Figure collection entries
────────────────────

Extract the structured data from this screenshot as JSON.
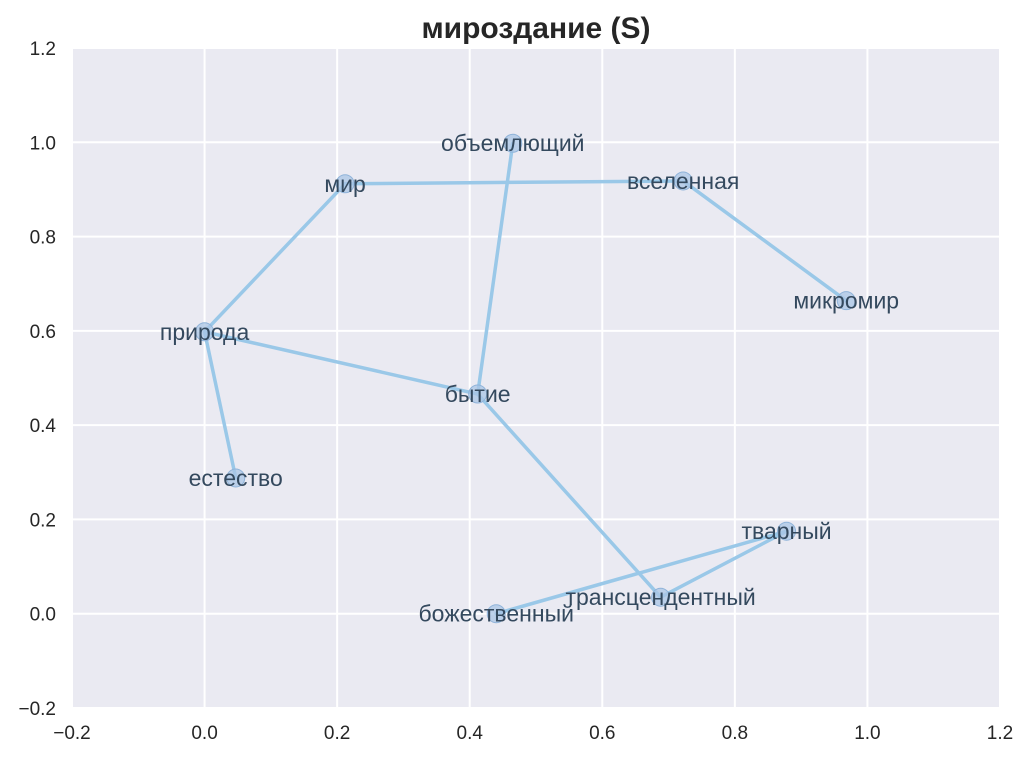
{
  "chart_data": {
    "type": "scatter",
    "title": "мироздание (S)",
    "xlim": [
      -0.2,
      1.2
    ],
    "ylim": [
      -0.2,
      1.2
    ],
    "xticks": [
      "−0.2",
      "0.0",
      "0.2",
      "0.4",
      "0.6",
      "0.8",
      "1.0",
      "1.2"
    ],
    "yticks": [
      "−0.2",
      "0.0",
      "0.2",
      "0.4",
      "0.6",
      "0.8",
      "1.0",
      "1.2"
    ],
    "xtick_values": [
      -0.2,
      0.0,
      0.2,
      0.4,
      0.6,
      0.8,
      1.0,
      1.2
    ],
    "ytick_values": [
      -0.2,
      0.0,
      0.2,
      0.4,
      0.6,
      0.8,
      1.0,
      1.2
    ],
    "grid": true,
    "colors": {
      "background": "#eaeaf2",
      "grid": "#ffffff",
      "line": "#9ac8e8",
      "marker": "#a9c6e6",
      "label": "#34495e"
    },
    "points": [
      {
        "label": "объемлющий",
        "x": 0.465,
        "y": 0.998
      },
      {
        "label": "мир",
        "x": 0.212,
        "y": 0.912
      },
      {
        "label": "вселенная",
        "x": 0.722,
        "y": 0.918
      },
      {
        "label": "микромир",
        "x": 0.968,
        "y": 0.664
      },
      {
        "label": "природа",
        "x": 0.0,
        "y": 0.598
      },
      {
        "label": "бытие",
        "x": 0.412,
        "y": 0.466
      },
      {
        "label": "естество",
        "x": 0.047,
        "y": 0.288
      },
      {
        "label": "тварный",
        "x": 0.878,
        "y": 0.175
      },
      {
        "label": "трансцендентный",
        "x": 0.688,
        "y": 0.035
      },
      {
        "label": "божественный",
        "x": 0.44,
        "y": 0.0
      }
    ],
    "edges": [
      [
        "мир",
        "вселенная"
      ],
      [
        "вселенная",
        "микромир"
      ],
      [
        "мир",
        "природа"
      ],
      [
        "природа",
        "естество"
      ],
      [
        "природа",
        "бытие"
      ],
      [
        "бытие",
        "объемлющий"
      ],
      [
        "бытие",
        "трансцендентный"
      ],
      [
        "трансцендентный",
        "тварный"
      ],
      [
        "тварный",
        "божественный"
      ]
    ]
  }
}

────────────────────

[EXERCISE OBJECTIVE]: From the material above, copy everything exactly but the pictures.

[REPLY]:
Extract the structured data from this screenshot as JSON.
{
  "chart_data": {
    "type": "scatter",
    "title": "мироздание (S)",
    "xlim": [
      -0.2,
      1.2
    ],
    "ylim": [
      -0.2,
      1.2
    ],
    "xticks": [
      "−0.2",
      "0.0",
      "0.2",
      "0.4",
      "0.6",
      "0.8",
      "1.0",
      "1.2"
    ],
    "yticks": [
      "−0.2",
      "0.0",
      "0.2",
      "0.4",
      "0.6",
      "0.8",
      "1.0",
      "1.2"
    ],
    "xtick_values": [
      -0.2,
      0.0,
      0.2,
      0.4,
      0.6,
      0.8,
      1.0,
      1.2
    ],
    "ytick_values": [
      -0.2,
      0.0,
      0.2,
      0.4,
      0.6,
      0.8,
      1.0,
      1.2
    ],
    "grid": true,
    "colors": {
      "background": "#eaeaf2",
      "grid": "#ffffff",
      "line": "#9ac8e8",
      "marker": "#a9c6e6",
      "label": "#34495e"
    },
    "points": [
      {
        "label": "объемлющий",
        "x": 0.465,
        "y": 0.998
      },
      {
        "label": "мир",
        "x": 0.212,
        "y": 0.912
      },
      {
        "label": "вселенная",
        "x": 0.722,
        "y": 0.918
      },
      {
        "label": "микромир",
        "x": 0.968,
        "y": 0.664
      },
      {
        "label": "природа",
        "x": 0.0,
        "y": 0.598
      },
      {
        "label": "бытие",
        "x": 0.412,
        "y": 0.466
      },
      {
        "label": "естество",
        "x": 0.047,
        "y": 0.288
      },
      {
        "label": "тварный",
        "x": 0.878,
        "y": 0.175
      },
      {
        "label": "трансцендентный",
        "x": 0.688,
        "y": 0.035
      },
      {
        "label": "божественный",
        "x": 0.44,
        "y": 0.0
      }
    ],
    "edges": [
      [
        "мир",
        "вселенная"
      ],
      [
        "вселенная",
        "микромир"
      ],
      [
        "мир",
        "природа"
      ],
      [
        "природа",
        "естество"
      ],
      [
        "природа",
        "бытие"
      ],
      [
        "бытие",
        "объемлющий"
      ],
      [
        "бытие",
        "трансцендентный"
      ],
      [
        "трансцендентный",
        "тварный"
      ],
      [
        "тварный",
        "божественный"
      ]
    ]
  }
}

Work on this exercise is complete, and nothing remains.